▶ **Task goal**: Every entry needs to be reproduced exactly.

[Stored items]
********

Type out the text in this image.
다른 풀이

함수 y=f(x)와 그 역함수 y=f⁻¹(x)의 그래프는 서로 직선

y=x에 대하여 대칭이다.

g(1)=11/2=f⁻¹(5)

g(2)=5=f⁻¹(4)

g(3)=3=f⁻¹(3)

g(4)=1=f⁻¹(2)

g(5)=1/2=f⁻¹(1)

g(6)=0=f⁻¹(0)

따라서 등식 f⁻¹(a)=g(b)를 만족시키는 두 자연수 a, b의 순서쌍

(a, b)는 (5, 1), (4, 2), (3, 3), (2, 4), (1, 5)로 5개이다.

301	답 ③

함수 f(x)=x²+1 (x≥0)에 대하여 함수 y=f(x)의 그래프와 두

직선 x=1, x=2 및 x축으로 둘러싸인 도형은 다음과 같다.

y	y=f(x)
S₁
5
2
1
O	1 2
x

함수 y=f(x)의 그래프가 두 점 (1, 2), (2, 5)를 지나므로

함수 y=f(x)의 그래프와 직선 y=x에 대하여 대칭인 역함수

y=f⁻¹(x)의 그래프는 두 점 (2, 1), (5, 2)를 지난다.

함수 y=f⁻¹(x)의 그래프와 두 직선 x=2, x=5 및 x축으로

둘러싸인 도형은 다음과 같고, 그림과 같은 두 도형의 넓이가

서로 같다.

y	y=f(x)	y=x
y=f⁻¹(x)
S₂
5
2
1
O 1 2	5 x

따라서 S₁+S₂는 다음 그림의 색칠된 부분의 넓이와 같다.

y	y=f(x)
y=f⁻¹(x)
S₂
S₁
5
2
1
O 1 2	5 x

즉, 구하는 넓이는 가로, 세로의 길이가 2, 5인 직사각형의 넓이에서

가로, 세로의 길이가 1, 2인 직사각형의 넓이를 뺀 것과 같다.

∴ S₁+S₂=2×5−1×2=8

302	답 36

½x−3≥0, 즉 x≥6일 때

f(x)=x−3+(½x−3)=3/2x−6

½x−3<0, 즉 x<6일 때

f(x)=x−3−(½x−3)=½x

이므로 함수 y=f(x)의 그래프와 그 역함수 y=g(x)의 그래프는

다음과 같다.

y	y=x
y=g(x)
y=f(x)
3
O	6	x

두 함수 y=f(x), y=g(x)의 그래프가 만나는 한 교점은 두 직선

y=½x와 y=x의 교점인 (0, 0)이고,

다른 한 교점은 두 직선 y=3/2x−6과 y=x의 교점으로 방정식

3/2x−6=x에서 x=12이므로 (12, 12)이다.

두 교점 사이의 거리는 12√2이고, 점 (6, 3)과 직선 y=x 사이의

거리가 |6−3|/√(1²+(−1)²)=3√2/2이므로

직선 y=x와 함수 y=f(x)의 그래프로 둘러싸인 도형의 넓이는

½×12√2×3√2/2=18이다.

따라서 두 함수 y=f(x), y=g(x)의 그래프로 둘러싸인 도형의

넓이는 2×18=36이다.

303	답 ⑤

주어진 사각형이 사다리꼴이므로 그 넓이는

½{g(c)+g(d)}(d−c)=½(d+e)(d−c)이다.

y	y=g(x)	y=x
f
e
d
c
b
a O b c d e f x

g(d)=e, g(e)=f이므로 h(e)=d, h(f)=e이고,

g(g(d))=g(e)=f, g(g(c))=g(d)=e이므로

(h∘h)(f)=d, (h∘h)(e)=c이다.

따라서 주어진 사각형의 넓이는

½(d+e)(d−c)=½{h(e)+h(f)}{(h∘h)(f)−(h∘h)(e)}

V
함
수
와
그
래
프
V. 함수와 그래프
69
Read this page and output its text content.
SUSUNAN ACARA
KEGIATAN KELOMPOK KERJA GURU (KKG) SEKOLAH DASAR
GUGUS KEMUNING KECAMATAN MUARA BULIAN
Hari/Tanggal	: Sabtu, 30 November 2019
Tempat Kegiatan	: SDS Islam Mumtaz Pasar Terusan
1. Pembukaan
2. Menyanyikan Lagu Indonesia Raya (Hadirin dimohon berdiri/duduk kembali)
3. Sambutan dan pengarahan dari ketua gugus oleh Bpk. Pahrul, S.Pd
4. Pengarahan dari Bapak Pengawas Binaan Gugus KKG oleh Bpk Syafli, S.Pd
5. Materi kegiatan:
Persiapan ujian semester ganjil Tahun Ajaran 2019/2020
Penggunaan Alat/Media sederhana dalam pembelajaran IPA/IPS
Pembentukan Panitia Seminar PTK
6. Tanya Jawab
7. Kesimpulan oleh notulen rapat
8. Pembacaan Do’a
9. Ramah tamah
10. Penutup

********

▶ **Solution for this task**:
Type out the text in this image.
다른 풀이

함수 y=f(x)와 그 역함수 y=f⁻¹(x)의 그래프는 서로 직선

y=x에 대하여 대칭이다.

g(1)=11/2=f⁻¹(5)

g(2)=5=f⁻¹(4)

g(3)=3=f⁻¹(3)

g(4)=1=f⁻¹(2)

g(5)=1/2=f⁻¹(1)

g(6)=0=f⁻¹(0)

따라서 등식 f⁻¹(a)=g(b)를 만족시키는 두 자연수 a, b의 순서쌍

(a, b)는 (5, 1), (4, 2), (3, 3), (2, 4), (1, 5)로 5개이다.

301	답 ③

함수 f(x)=x²+1 (x≥0)에 대하여 함수 y=f(x)의 그래프와 두

직선 x=1, x=2 및 x축으로 둘러싸인 도형은 다음과 같다.

y	y=f(x)
S₁
5
2
1
O	1 2
x

함수 y=f(x)의 그래프가 두 점 (1, 2), (2, 5)를 지나므로

함수 y=f(x)의 그래프와 직선 y=x에 대하여 대칭인 역함수

y=f⁻¹(x)의 그래프는 두 점 (2, 1), (5, 2)를 지난다.

함수 y=f⁻¹(x)의 그래프와 두 직선 x=2, x=5 및 x축으로

둘러싸인 도형은 다음과 같고, 그림과 같은 두 도형의 넓이가

서로 같다.

y	y=f(x)	y=x
y=f⁻¹(x)
S₂
5
2
1
O 1 2	5 x

따라서 S₁+S₂는 다음 그림의 색칠된 부분의 넓이와 같다.

y	y=f(x)
y=f⁻¹(x)
S₂
S₁
5
2
1
O 1 2	5 x

즉, 구하는 넓이는 가로, 세로의 길이가 2, 5인 직사각형의 넓이에서

가로, 세로의 길이가 1, 2인 직사각형의 넓이를 뺀 것과 같다.

∴ S₁+S₂=2×5−1×2=8

302	답 36

½x−3≥0, 즉 x≥6일 때

f(x)=x−3+(½x−3)=3/2x−6

½x−3<0, 즉 x<6일 때

f(x)=x−3−(½x−3)=½x

이므로 함수 y=f(x)의 그래프와 그 역함수 y=g(x)의 그래프는

다음과 같다.

y	y=x
y=g(x)
y=f(x)
3
O	6	x

두 함수 y=f(x), y=g(x)의 그래프가 만나는 한 교점은 두 직선

y=½x와 y=x의 교점인 (0, 0)이고,

다른 한 교점은 두 직선 y=3/2x−6과 y=x의 교점으로 방정식

3/2x−6=x에서 x=12이므로 (12, 12)이다.

두 교점 사이의 거리는 12√2이고, 점 (6, 3)과 직선 y=x 사이의

거리가 |6−3|/√(1²+(−1)²)=3√2/2이므로

직선 y=x와 함수 y=f(x)의 그래프로 둘러싸인 도형의 넓이는

½×12√2×3√2/2=18이다.

따라서 두 함수 y=f(x), y=g(x)의 그래프로 둘러싸인 도형의

넓이는 2×18=36이다.

303	답 ⑤

주어진 사각형이 사다리꼴이므로 그 넓이는

½{g(c)+g(d)}(d−c)=½(d+e)(d−c)이다.

y	y=g(x)	y=x
f
e
d
c
b
a O b c d e f x

g(d)=e, g(e)=f이므로 h(e)=d, h(f)=e이고,

g(g(d))=g(e)=f, g(g(c))=g(d)=e이므로

(h∘h)(f)=d, (h∘h)(e)=c이다.

따라서 주어진 사각형의 넓이는

½(d+e)(d−c)=½{h(e)+h(f)}{(h∘h)(f)−(h∘h)(e)}

V
함
수
와
그
래
프
V. 함수와 그래프
69
Read this page and output its text content.
SUSUNAN ACARA
KEGIATAN KELOMPOK KERJA GURU (KKG) SEKOLAH DASAR
GUGUS KEMUNING KECAMATAN MUARA BULIAN
Hari/Tanggal	: Sabtu, 30 November 2019
Tempat Kegiatan	: SDS Islam Mumtaz Pasar Terusan
1. Pembukaan
2. Menyanyikan Lagu Indonesia Raya (Hadirin dimohon berdiri/duduk kembali)
3. Sambutan dan pengarahan dari ketua gugus oleh Bpk. Pahrul, S.Pd
4. Pengarahan dari Bapak Pengawas Binaan Gugus KKG oleh Bpk Syafli, S.Pd
5. Materi kegiatan:
Persiapan ujian semester ganjil Tahun Ajaran 2019/2020
Penggunaan Alat/Media sederhana dalam pembelajaran IPA/IPS
Pembentukan Panitia Seminar PTK
6. Tanya Jawab
7. Kesimpulan oleh notulen rapat
8. Pembacaan Do’a
9. Ramah tamah
10. Penutup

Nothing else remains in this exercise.